Task statement
Copy out all of the data below with no alterations.

Given data

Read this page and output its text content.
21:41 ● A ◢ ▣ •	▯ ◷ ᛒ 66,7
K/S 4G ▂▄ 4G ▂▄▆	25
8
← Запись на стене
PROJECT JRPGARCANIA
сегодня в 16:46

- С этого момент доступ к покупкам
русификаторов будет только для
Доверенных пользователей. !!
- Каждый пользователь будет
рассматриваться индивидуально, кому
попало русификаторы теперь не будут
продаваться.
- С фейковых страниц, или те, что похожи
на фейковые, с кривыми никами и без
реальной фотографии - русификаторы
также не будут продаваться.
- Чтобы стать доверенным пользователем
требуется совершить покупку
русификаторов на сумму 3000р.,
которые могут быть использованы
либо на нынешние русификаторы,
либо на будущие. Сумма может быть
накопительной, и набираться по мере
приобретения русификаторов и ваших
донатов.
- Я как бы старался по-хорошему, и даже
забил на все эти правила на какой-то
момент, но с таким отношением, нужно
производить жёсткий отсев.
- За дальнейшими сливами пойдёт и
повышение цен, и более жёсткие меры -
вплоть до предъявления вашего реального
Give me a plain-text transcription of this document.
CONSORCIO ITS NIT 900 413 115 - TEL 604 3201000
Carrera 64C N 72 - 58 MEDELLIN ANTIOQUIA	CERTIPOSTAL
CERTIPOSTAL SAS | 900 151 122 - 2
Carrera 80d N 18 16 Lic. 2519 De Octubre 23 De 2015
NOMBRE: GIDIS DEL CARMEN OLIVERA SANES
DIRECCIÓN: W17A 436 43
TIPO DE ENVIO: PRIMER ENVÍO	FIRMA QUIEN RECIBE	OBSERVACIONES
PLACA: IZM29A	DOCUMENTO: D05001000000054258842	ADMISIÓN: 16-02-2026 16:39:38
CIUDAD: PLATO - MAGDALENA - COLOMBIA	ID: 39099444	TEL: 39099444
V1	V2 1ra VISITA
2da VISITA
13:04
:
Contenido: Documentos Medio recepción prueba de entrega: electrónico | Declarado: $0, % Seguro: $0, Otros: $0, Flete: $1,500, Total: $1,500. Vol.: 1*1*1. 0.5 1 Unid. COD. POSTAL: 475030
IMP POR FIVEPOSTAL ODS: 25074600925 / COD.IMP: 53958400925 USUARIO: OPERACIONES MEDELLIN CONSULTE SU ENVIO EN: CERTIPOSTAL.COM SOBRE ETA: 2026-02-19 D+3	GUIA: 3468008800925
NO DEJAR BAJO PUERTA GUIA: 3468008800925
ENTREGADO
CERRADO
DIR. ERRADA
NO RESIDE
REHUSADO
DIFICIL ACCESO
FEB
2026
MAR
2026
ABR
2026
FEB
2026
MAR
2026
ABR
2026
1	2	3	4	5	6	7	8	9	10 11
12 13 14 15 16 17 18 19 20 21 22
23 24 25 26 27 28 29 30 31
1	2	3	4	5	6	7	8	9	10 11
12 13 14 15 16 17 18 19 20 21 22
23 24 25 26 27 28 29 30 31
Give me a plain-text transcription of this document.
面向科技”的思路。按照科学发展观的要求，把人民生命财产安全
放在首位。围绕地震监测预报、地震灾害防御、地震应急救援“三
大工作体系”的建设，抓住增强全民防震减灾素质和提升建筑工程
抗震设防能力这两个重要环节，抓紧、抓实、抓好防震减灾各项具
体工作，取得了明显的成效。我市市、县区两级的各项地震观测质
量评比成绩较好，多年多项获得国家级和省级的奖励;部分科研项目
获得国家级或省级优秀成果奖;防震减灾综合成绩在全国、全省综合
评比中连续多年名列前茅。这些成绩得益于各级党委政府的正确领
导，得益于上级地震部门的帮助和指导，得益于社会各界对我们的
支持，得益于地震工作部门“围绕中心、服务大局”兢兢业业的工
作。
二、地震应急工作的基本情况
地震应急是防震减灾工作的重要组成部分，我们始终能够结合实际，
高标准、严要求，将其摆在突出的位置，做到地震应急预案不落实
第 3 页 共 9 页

Solution to this task
Read this page and output its text content.
21:41 ● A ◢ ▣ •	▯ ◷ ᛒ 66,7
K/S 4G ▂▄ 4G ▂▄▆	25
8
← Запись на стене
PROJECT JRPGARCANIA
сегодня в 16:46

- С этого момент доступ к покупкам
русификаторов будет только для
Доверенных пользователей. !!
- Каждый пользователь будет
рассматриваться индивидуально, кому
попало русификаторы теперь не будут
продаваться.
- С фейковых страниц, или те, что похожи
на фейковые, с кривыми никами и без
реальной фотографии - русификаторы
также не будут продаваться.
- Чтобы стать доверенным пользователем
требуется совершить покупку
русификаторов на сумму 3000р.,
которые могут быть использованы
либо на нынешние русификаторы,
либо на будущие. Сумма может быть
накопительной, и набираться по мере
приобретения русификаторов и ваших
донатов.
- Я как бы старался по-хорошему, и даже
забил на все эти правила на какой-то
момент, но с таким отношением, нужно
производить жёсткий отсев.
- За дальнейшими сливами пойдёт и
повышение цен, и более жёсткие меры -
вплоть до предъявления вашего реального
Give me a plain-text transcription of this document.
CONSORCIO ITS NIT 900 413 115 - TEL 604 3201000
Carrera 64C N 72 - 58 MEDELLIN ANTIOQUIA	CERTIPOSTAL
CERTIPOSTAL SAS | 900 151 122 - 2
Carrera 80d N 18 16 Lic. 2519 De Octubre 23 De 2015
NOMBRE: GIDIS DEL CARMEN OLIVERA SANES
DIRECCIÓN: W17A 436 43
TIPO DE ENVIO: PRIMER ENVÍO	FIRMA QUIEN RECIBE	OBSERVACIONES
PLACA: IZM29A	DOCUMENTO: D05001000000054258842	ADMISIÓN: 16-02-2026 16:39:38
CIUDAD: PLATO - MAGDALENA - COLOMBIA	ID: 39099444	TEL: 39099444
V1	V2 1ra VISITA
2da VISITA
13:04
:
Contenido: Documentos Medio recepción prueba de entrega: electrónico | Declarado: $0, % Seguro: $0, Otros: $0, Flete: $1,500, Total: $1,500. Vol.: 1*1*1. 0.5 1 Unid. COD. POSTAL: 475030
IMP POR FIVEPOSTAL ODS: 25074600925 / COD.IMP: 53958400925 USUARIO: OPERACIONES MEDELLIN CONSULTE SU ENVIO EN: CERTIPOSTAL.COM SOBRE ETA: 2026-02-19 D+3	GUIA: 3468008800925
NO DEJAR BAJO PUERTA GUIA: 3468008800925
ENTREGADO
CERRADO
DIR. ERRADA
NO RESIDE
REHUSADO
DIFICIL ACCESO
FEB
2026
MAR
2026
ABR
2026
FEB
2026
MAR
2026
ABR
2026
1	2	3	4	5	6	7	8	9	10 11
12 13 14 15 16 17 18 19 20 21 22
23 24 25 26 27 28 29 30 31
1	2	3	4	5	6	7	8	9	10 11
12 13 14 15 16 17 18 19 20 21 22
23 24 25 26 27 28 29 30 31
Give me a plain-text transcription of this document.
面向科技”的思路。按照科学发展观的要求，把人民生命财产安全
放在首位。围绕地震监测预报、地震灾害防御、地震应急救援“三
大工作体系”的建设，抓住增强全民防震减灾素质和提升建筑工程
抗震设防能力这两个重要环节，抓紧、抓实、抓好防震减灾各项具
体工作，取得了明显的成效。我市市、县区两级的各项地震观测质
量评比成绩较好，多年多项获得国家级和省级的奖励;部分科研项目
获得国家级或省级优秀成果奖;防震减灾综合成绩在全国、全省综合
评比中连续多年名列前茅。这些成绩得益于各级党委政府的正确领
导，得益于上级地震部门的帮助和指导，得益于社会各界对我们的
支持，得益于地震工作部门“围绕中心、服务大局”兢兢业业的工
作。
二、地震应急工作的基本情况
地震应急是防震减灾工作的重要组成部分，我们始终能够结合实际，
高标准、严要求，将其摆在突出的位置，做到地震应急预案不落实
第 3 页 共 9 页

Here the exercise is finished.